- Stated task
Count only the lines of the records that hold "càng", then give the number without any other words.

━━━━━━━━

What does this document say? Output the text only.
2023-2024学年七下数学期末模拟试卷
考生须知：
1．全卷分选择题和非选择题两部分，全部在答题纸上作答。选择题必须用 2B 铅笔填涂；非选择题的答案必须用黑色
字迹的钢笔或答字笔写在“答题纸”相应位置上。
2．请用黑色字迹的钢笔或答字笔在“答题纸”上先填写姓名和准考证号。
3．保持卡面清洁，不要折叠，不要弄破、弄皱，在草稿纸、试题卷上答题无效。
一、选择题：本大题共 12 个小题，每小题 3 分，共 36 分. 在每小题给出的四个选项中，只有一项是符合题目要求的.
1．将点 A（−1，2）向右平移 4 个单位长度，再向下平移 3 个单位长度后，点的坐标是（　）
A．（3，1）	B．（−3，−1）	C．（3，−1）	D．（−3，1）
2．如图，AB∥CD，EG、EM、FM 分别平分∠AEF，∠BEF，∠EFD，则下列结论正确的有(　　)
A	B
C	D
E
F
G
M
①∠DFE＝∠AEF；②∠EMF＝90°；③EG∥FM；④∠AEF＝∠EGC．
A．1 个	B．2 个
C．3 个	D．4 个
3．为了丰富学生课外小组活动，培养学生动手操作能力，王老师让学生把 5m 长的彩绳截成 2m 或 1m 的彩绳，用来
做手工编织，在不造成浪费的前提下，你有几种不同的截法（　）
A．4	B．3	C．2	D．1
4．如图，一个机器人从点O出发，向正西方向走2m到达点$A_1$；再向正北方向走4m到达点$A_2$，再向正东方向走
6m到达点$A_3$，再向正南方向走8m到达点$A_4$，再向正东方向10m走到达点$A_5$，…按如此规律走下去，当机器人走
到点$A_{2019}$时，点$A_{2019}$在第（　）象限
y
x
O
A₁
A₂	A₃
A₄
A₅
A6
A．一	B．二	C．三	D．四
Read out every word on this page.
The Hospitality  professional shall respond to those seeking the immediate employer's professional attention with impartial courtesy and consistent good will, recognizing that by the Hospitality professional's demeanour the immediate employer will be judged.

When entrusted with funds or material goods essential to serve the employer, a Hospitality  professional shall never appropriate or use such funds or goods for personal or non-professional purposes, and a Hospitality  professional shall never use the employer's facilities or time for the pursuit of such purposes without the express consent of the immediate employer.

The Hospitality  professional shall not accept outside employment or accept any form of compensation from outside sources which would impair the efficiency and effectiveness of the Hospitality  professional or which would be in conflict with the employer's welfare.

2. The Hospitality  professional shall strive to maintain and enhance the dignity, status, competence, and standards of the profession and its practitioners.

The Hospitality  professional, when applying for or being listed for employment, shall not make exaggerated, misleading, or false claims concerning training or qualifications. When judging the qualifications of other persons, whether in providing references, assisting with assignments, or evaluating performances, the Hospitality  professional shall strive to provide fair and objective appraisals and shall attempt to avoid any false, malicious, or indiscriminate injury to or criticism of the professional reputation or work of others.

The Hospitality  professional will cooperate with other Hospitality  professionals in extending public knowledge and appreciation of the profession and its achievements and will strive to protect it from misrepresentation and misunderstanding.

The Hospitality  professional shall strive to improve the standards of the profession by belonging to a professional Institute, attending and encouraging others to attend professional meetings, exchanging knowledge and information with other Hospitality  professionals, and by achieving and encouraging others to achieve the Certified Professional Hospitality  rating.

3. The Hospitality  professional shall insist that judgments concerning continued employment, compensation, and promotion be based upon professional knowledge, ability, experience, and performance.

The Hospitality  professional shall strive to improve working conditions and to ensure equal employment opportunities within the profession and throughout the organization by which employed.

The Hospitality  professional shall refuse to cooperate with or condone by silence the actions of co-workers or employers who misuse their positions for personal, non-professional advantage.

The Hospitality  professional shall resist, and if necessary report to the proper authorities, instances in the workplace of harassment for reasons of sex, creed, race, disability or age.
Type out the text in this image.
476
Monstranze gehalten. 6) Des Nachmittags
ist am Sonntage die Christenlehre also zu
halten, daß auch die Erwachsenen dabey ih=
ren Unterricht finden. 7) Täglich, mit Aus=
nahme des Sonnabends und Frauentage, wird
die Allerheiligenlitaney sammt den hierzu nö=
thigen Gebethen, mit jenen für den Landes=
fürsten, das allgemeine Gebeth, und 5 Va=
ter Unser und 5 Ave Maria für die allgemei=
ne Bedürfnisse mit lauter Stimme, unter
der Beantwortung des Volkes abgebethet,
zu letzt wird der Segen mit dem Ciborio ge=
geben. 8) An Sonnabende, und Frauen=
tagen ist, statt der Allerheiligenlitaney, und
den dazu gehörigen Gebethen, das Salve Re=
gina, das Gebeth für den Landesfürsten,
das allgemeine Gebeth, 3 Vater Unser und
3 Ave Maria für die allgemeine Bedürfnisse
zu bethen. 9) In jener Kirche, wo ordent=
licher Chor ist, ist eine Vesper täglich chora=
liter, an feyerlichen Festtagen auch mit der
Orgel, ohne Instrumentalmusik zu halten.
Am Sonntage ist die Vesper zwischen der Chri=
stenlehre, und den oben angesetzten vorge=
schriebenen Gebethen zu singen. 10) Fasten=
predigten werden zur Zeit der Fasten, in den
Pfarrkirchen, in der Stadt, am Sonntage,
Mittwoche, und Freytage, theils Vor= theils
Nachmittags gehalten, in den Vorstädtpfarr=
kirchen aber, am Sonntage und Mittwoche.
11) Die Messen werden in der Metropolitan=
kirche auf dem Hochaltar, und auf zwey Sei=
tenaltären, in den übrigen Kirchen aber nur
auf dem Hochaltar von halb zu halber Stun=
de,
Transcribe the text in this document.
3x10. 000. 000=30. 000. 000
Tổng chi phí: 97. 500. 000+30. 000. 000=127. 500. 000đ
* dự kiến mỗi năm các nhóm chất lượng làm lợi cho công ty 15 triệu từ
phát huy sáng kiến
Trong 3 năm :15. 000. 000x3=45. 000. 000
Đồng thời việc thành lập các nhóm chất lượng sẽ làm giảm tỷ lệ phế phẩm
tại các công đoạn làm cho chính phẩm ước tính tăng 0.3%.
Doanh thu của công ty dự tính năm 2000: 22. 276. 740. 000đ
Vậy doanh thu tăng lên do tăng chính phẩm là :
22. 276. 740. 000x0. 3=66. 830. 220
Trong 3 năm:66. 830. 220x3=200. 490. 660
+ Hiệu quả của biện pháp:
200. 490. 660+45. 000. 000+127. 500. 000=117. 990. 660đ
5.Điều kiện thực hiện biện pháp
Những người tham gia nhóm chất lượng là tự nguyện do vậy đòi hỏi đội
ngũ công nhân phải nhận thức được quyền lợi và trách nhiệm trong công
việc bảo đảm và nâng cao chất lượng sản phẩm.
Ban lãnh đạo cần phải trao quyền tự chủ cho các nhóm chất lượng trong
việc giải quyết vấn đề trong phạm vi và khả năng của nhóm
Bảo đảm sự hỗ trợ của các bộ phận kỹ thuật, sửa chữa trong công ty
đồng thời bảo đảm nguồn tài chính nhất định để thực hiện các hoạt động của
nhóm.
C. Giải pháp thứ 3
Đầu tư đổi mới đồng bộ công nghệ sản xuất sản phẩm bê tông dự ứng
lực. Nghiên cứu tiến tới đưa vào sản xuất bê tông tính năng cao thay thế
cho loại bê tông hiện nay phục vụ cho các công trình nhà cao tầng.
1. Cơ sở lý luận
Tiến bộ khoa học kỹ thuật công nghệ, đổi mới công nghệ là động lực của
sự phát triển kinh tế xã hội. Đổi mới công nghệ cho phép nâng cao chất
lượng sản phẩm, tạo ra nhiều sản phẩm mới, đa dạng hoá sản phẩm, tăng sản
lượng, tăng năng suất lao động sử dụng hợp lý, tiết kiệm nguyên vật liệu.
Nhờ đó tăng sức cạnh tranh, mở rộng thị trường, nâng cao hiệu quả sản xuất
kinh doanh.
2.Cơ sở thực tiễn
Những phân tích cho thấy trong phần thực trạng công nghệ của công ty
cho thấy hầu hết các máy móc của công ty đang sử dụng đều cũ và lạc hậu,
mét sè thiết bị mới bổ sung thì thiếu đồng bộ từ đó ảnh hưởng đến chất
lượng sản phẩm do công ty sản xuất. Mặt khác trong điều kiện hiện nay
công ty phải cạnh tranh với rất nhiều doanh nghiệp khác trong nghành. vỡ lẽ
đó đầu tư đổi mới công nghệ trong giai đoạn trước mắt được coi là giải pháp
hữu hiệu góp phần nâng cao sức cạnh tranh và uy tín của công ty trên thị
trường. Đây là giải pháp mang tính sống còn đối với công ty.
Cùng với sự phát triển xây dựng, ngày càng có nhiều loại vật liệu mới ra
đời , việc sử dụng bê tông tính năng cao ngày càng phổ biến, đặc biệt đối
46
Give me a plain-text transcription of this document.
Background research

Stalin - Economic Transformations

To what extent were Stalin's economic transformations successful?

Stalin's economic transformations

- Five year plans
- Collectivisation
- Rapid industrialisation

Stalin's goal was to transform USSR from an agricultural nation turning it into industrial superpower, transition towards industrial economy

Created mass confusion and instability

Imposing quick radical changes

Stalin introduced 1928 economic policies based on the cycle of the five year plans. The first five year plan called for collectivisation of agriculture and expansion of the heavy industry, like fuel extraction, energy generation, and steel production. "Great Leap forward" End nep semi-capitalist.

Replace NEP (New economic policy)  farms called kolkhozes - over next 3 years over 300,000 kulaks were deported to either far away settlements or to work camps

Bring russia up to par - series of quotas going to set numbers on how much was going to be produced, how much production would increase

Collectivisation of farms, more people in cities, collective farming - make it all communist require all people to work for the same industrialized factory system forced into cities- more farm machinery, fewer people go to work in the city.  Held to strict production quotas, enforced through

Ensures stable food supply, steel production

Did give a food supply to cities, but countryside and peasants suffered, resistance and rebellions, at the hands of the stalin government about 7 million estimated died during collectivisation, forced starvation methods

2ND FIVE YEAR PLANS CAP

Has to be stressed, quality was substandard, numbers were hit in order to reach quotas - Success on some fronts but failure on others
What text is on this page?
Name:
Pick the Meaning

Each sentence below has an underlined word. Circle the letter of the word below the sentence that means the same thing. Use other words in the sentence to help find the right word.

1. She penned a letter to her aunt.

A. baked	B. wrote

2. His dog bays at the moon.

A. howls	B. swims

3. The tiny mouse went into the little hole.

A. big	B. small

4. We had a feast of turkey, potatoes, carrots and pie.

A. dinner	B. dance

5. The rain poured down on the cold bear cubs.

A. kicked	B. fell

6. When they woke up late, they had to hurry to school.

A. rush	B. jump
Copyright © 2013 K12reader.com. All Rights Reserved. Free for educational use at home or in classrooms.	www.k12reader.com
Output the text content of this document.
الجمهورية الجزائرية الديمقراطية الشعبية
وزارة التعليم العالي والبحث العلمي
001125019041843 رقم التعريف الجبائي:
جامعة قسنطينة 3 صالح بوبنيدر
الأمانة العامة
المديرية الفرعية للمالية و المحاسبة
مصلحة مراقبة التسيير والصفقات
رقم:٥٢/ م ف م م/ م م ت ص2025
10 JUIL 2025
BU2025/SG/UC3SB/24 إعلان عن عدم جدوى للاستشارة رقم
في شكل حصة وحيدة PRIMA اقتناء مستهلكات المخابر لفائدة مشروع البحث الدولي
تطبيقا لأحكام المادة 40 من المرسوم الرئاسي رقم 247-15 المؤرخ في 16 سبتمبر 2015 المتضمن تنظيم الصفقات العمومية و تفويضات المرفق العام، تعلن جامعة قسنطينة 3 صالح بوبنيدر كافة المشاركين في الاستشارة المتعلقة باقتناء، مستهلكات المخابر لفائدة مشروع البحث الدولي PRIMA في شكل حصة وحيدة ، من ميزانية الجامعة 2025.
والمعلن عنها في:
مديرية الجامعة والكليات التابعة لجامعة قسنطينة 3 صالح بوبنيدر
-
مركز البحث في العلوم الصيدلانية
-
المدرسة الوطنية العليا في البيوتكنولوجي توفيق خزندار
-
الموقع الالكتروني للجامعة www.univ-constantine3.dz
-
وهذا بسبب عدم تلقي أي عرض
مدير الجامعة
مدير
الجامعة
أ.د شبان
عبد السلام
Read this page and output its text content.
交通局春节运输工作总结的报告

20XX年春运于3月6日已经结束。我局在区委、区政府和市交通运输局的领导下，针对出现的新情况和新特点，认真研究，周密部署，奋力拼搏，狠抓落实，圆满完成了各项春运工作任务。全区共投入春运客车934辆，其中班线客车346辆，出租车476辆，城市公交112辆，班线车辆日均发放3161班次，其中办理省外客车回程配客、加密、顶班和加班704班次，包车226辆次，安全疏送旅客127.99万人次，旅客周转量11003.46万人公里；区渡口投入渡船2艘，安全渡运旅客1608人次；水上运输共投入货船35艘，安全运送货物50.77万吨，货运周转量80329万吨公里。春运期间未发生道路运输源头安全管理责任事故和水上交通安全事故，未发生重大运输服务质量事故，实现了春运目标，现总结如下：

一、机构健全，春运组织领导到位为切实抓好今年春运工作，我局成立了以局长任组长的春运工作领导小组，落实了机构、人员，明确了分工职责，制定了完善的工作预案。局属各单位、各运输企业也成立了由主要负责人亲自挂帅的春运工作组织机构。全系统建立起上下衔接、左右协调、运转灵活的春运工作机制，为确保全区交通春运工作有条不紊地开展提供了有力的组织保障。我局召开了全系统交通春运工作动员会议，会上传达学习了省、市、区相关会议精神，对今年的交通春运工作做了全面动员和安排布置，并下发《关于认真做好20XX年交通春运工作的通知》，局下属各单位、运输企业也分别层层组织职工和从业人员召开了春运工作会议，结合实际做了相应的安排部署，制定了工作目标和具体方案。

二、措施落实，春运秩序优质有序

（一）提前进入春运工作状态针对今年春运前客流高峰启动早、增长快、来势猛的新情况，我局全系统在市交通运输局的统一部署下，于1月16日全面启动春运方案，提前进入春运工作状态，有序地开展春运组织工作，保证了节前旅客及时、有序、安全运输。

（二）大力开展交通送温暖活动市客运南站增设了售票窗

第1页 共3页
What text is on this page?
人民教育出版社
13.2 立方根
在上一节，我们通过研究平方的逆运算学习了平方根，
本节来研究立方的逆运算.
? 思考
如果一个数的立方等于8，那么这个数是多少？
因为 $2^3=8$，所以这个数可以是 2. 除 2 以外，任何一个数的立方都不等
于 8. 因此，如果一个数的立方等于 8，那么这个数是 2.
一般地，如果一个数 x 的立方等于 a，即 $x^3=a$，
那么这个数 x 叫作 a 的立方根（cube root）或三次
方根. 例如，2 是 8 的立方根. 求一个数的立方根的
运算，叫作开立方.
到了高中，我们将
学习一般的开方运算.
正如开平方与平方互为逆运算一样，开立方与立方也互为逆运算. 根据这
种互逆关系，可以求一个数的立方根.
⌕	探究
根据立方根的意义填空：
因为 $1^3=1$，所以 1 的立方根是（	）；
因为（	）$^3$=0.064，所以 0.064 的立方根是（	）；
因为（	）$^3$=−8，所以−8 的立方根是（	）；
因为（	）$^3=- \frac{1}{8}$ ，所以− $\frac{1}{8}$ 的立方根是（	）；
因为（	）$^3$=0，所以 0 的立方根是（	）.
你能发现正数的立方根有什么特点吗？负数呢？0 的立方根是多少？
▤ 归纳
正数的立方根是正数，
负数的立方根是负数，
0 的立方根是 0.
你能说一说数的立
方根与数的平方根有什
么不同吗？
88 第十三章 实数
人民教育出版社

━━━━━━━━

- Task result
2